__Data entries__
----
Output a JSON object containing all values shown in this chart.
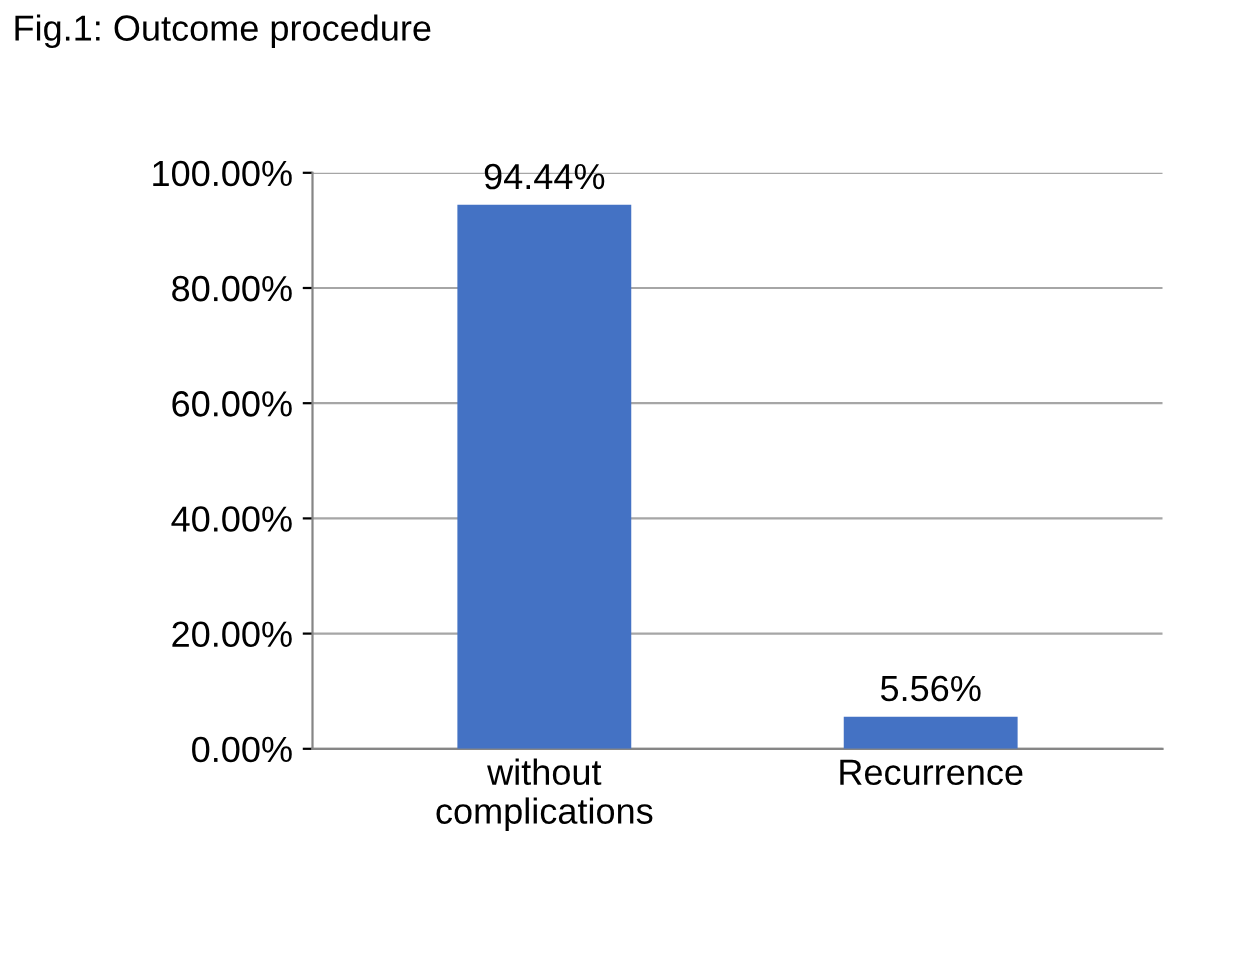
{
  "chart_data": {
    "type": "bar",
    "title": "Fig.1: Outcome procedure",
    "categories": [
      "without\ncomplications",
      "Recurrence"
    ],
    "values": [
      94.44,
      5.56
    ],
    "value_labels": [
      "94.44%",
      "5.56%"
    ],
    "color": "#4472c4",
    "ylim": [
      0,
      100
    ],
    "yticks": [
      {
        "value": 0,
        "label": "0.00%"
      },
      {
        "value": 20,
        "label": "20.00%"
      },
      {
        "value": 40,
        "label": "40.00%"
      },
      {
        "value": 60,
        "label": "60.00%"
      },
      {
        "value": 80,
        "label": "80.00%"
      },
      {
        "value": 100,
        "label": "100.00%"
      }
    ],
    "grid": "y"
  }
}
----
__Task brief__
Go through the listing above line by line and say how many lines hold the word "values". Reply with that number only.

__Task result__
2